# To be done
Repeat each entry as written and leave the images out of the copy.

____ Records provided

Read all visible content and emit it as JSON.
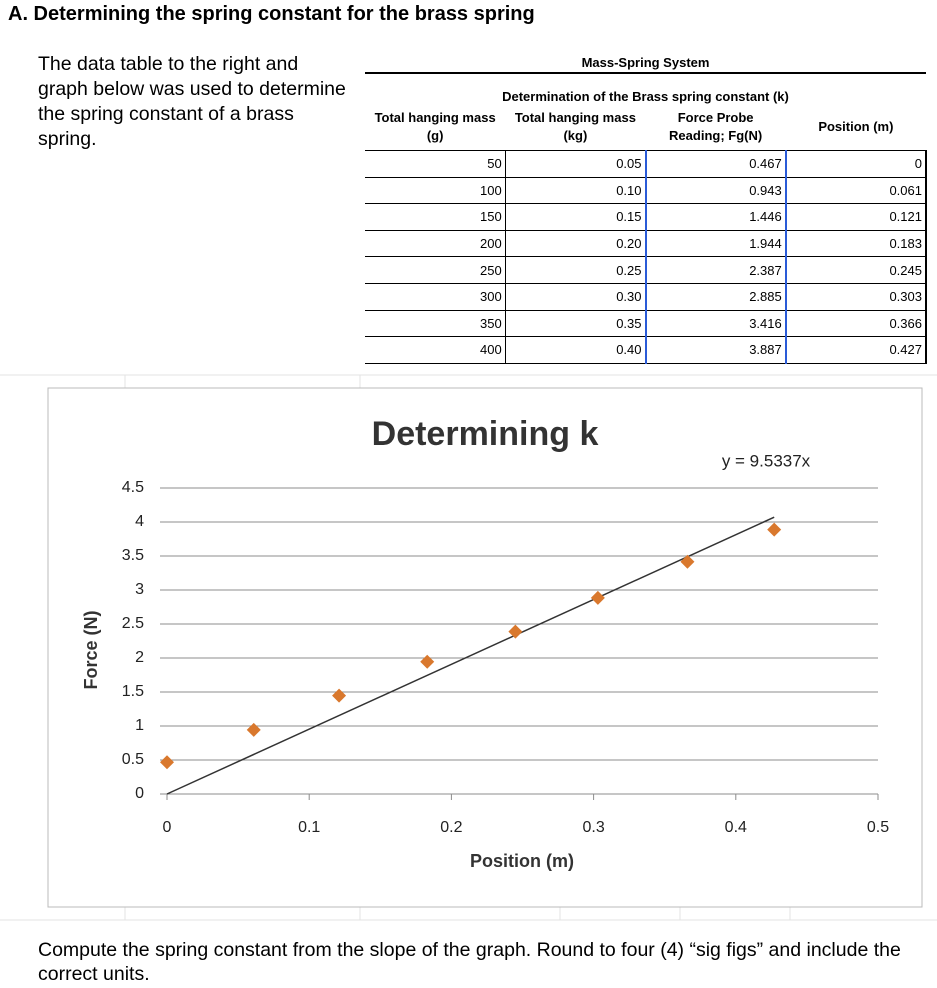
{
  "heading": "A. Determining the spring constant for the brass spring",
  "intro": "The data table to the right and graph below was used to determine the spring constant of a brass spring.",
  "table": {
    "title": "Mass-Spring System",
    "subtitle": "Determination of the Brass spring constant (k)",
    "headers": [
      "Total hanging mass (g)",
      "Total hanging mass (kg)",
      "Force Probe Reading; Fg(N)",
      "Position (m)"
    ],
    "rows": [
      [
        "50",
        "0.05",
        "0.467",
        "0"
      ],
      [
        "100",
        "0.10",
        "0.943",
        "0.061"
      ],
      [
        "150",
        "0.15",
        "1.446",
        "0.121"
      ],
      [
        "200",
        "0.20",
        "1.944",
        "0.183"
      ],
      [
        "250",
        "0.25",
        "2.387",
        "0.245"
      ],
      [
        "300",
        "0.30",
        "2.885",
        "0.303"
      ],
      [
        "350",
        "0.35",
        "3.416",
        "0.366"
      ],
      [
        "400",
        "0.40",
        "3.887",
        "0.427"
      ]
    ]
  },
  "chart_data": {
    "type": "scatter",
    "title": "Determining k",
    "x_label": "Position (m)",
    "y_label": "Force (N)",
    "x": [
      0,
      0.061,
      0.121,
      0.183,
      0.245,
      0.303,
      0.366,
      0.427
    ],
    "values": [
      0.467,
      0.943,
      1.446,
      1.944,
      2.387,
      2.885,
      3.416,
      3.887
    ],
    "color": "#d9782d",
    "xlim": [
      0,
      0.5
    ],
    "xticks": [
      0,
      0.1,
      0.2,
      0.3,
      0.4,
      0.5
    ],
    "ylim": [
      0,
      4.5
    ],
    "yticks": [
      0,
      0.5,
      1,
      1.5,
      2,
      2.5,
      3,
      3.5,
      4,
      4.5
    ],
    "grid": true,
    "trendline": {
      "label": "y = 9.5337x",
      "slope": 9.5337,
      "color": "#333333"
    }
  },
  "question": "Compute the spring constant from the slope of the graph.  Round to four (4) “sig figs” and include the correct units."
}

________

# Correct response
Read all visible content and emit it as JSON.
{
  "heading": "A. Determining the spring constant for the brass spring",
  "intro": "The data table to the right and graph below was used to determine the spring constant of a brass spring.",
  "table": {
    "title": "Mass-Spring System",
    "subtitle": "Determination of the Brass spring constant (k)",
    "headers": [
      "Total hanging mass (g)",
      "Total hanging mass (kg)",
      "Force Probe Reading; Fg(N)",
      "Position (m)"
    ],
    "rows": [
      [
        "50",
        "0.05",
        "0.467",
        "0"
      ],
      [
        "100",
        "0.10",
        "0.943",
        "0.061"
      ],
      [
        "150",
        "0.15",
        "1.446",
        "0.121"
      ],
      [
        "200",
        "0.20",
        "1.944",
        "0.183"
      ],
      [
        "250",
        "0.25",
        "2.387",
        "0.245"
      ],
      [
        "300",
        "0.30",
        "2.885",
        "0.303"
      ],
      [
        "350",
        "0.35",
        "3.416",
        "0.366"
      ],
      [
        "400",
        "0.40",
        "3.887",
        "0.427"
      ]
    ]
  },
  "chart_data": {
    "type": "scatter",
    "title": "Determining k",
    "x_label": "Position (m)",
    "y_label": "Force (N)",
    "x": [
      0,
      0.061,
      0.121,
      0.183,
      0.245,
      0.303,
      0.366,
      0.427
    ],
    "values": [
      0.467,
      0.943,
      1.446,
      1.944,
      2.387,
      2.885,
      3.416,
      3.887
    ],
    "color": "#d9782d",
    "xlim": [
      0,
      0.5
    ],
    "xticks": [
      0,
      0.1,
      0.2,
      0.3,
      0.4,
      0.5
    ],
    "ylim": [
      0,
      4.5
    ],
    "yticks": [
      0,
      0.5,
      1,
      1.5,
      2,
      2.5,
      3,
      3.5,
      4,
      4.5
    ],
    "grid": true,
    "trendline": {
      "label": "y = 9.5337x",
      "slope": 9.5337,
      "color": "#333333"
    }
  },
  "question": "Compute the spring constant from the slope of the graph.  Round to four (4) “sig figs” and include the correct units."
}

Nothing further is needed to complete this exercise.